### Given data
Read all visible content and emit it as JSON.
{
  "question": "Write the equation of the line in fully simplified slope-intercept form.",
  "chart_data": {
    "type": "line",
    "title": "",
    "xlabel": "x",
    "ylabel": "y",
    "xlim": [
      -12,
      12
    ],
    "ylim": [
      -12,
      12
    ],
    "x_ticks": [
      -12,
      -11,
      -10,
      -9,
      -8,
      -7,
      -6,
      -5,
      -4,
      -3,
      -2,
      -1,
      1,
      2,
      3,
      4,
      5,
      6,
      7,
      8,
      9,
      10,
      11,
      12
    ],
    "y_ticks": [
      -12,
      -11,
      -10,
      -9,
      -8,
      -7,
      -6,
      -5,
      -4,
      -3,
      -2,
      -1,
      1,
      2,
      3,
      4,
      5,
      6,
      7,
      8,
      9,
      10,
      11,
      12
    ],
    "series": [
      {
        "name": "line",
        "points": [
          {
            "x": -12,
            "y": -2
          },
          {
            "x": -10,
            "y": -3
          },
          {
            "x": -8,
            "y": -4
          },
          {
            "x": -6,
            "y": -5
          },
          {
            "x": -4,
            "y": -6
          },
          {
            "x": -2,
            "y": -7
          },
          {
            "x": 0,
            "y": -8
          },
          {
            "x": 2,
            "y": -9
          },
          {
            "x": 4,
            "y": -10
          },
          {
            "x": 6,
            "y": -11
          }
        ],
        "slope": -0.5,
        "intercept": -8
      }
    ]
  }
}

### Task description
Your task is to gather all lines from the entries above that hold the word "intercept".

### Output
  "question": "Write the equation of the line in fully simplified slope-intercept form.",
        "intercept": -8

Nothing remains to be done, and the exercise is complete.